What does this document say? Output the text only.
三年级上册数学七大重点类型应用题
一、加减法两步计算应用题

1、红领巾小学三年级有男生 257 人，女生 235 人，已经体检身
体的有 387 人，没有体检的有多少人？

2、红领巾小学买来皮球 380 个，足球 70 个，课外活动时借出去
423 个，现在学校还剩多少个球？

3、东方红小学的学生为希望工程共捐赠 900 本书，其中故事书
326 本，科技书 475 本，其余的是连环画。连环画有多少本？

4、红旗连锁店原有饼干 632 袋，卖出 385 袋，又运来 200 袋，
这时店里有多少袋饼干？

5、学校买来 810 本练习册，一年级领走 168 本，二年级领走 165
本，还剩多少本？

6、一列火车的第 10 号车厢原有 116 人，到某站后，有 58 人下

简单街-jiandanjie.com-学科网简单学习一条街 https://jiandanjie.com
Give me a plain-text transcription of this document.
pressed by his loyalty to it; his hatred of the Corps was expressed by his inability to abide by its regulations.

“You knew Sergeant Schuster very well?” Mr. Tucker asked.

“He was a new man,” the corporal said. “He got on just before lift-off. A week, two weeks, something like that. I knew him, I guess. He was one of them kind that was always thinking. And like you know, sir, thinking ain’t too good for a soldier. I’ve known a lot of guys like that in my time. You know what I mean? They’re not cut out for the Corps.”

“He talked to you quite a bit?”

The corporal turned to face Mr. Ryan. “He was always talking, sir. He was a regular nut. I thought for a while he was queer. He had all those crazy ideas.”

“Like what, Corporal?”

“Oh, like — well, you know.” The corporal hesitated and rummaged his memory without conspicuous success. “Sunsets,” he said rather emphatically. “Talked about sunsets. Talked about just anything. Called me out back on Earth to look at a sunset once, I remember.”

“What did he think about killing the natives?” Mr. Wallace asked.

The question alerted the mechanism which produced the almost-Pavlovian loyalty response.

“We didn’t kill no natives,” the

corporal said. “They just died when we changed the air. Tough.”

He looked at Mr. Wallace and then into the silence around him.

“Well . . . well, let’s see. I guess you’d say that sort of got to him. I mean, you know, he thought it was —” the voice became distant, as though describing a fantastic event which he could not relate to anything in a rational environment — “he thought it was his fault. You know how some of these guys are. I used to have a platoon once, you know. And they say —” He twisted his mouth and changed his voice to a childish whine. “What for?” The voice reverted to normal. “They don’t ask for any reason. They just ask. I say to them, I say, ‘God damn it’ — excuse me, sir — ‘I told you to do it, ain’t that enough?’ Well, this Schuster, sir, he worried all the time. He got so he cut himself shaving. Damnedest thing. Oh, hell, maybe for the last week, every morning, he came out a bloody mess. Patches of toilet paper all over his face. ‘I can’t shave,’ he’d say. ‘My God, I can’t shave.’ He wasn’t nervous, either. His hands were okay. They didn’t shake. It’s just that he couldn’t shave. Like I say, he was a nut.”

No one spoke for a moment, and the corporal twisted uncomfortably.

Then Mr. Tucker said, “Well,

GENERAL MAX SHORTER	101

^^^^

(TASK TO COMPLETE):
From the preceding material, extract every line exactly.

(EXERCISE ANSWER):
What does this document say? Output the text only.
三年级上册数学七大重点类型应用题
一、加减法两步计算应用题

1、红领巾小学三年级有男生 257 人，女生 235 人，已经体检身
体的有 387 人，没有体检的有多少人？

2、红领巾小学买来皮球 380 个，足球 70 个，课外活动时借出去
423 个，现在学校还剩多少个球？

3、东方红小学的学生为希望工程共捐赠 900 本书，其中故事书
326 本，科技书 475 本，其余的是连环画。连环画有多少本？

4、红旗连锁店原有饼干 632 袋，卖出 385 袋，又运来 200 袋，
这时店里有多少袋饼干？

5、学校买来 810 本练习册，一年级领走 168 本，二年级领走 165
本，还剩多少本？

6、一列火车的第 10 号车厢原有 116 人，到某站后，有 58 人下

简单街-jiandanjie.com-学科网简单学习一条街 https://jiandanjie.com
Give me a plain-text transcription of this document.
pressed by his loyalty to it; his hatred of the Corps was expressed by his inability to abide by its regulations.

“You knew Sergeant Schuster very well?” Mr. Tucker asked.

“He was a new man,” the corporal said. “He got on just before lift-off. A week, two weeks, something like that. I knew him, I guess. He was one of them kind that was always thinking. And like you know, sir, thinking ain’t too good for a soldier. I’ve known a lot of guys like that in my time. You know what I mean? They’re not cut out for the Corps.”

“He talked to you quite a bit?”

The corporal turned to face Mr. Ryan. “He was always talking, sir. He was a regular nut. I thought for a while he was queer. He had all those crazy ideas.”

“Like what, Corporal?”

“Oh, like — well, you know.” The corporal hesitated and rummaged his memory without conspicuous success. “Sunsets,” he said rather emphatically. “Talked about sunsets. Talked about just anything. Called me out back on Earth to look at a sunset once, I remember.”

“What did he think about killing the natives?” Mr. Wallace asked.

The question alerted the mechanism which produced the almost-Pavlovian loyalty response.

“We didn’t kill no natives,” the

corporal said. “They just died when we changed the air. Tough.”

He looked at Mr. Wallace and then into the silence around him.

“Well . . . well, let’s see. I guess you’d say that sort of got to him. I mean, you know, he thought it was —” the voice became distant, as though describing a fantastic event which he could not relate to anything in a rational environment — “he thought it was his fault. You know how some of these guys are. I used to have a platoon once, you know. And they say —” He twisted his mouth and changed his voice to a childish whine. “What for?” The voice reverted to normal. “They don’t ask for any reason. They just ask. I say to them, I say, ‘God damn it’ — excuse me, sir — ‘I told you to do it, ain’t that enough?’ Well, this Schuster, sir, he worried all the time. He got so he cut himself shaving. Damnedest thing. Oh, hell, maybe for the last week, every morning, he came out a bloody mess. Patches of toilet paper all over his face. ‘I can’t shave,’ he’d say. ‘My God, I can’t shave.’ He wasn’t nervous, either. His hands were okay. They didn’t shake. It’s just that he couldn’t shave. Like I say, he was a nut.”

No one spoke for a moment, and the corporal twisted uncomfortably.

Then Mr. Tucker said, “Well,

GENERAL MAX SHORTER	101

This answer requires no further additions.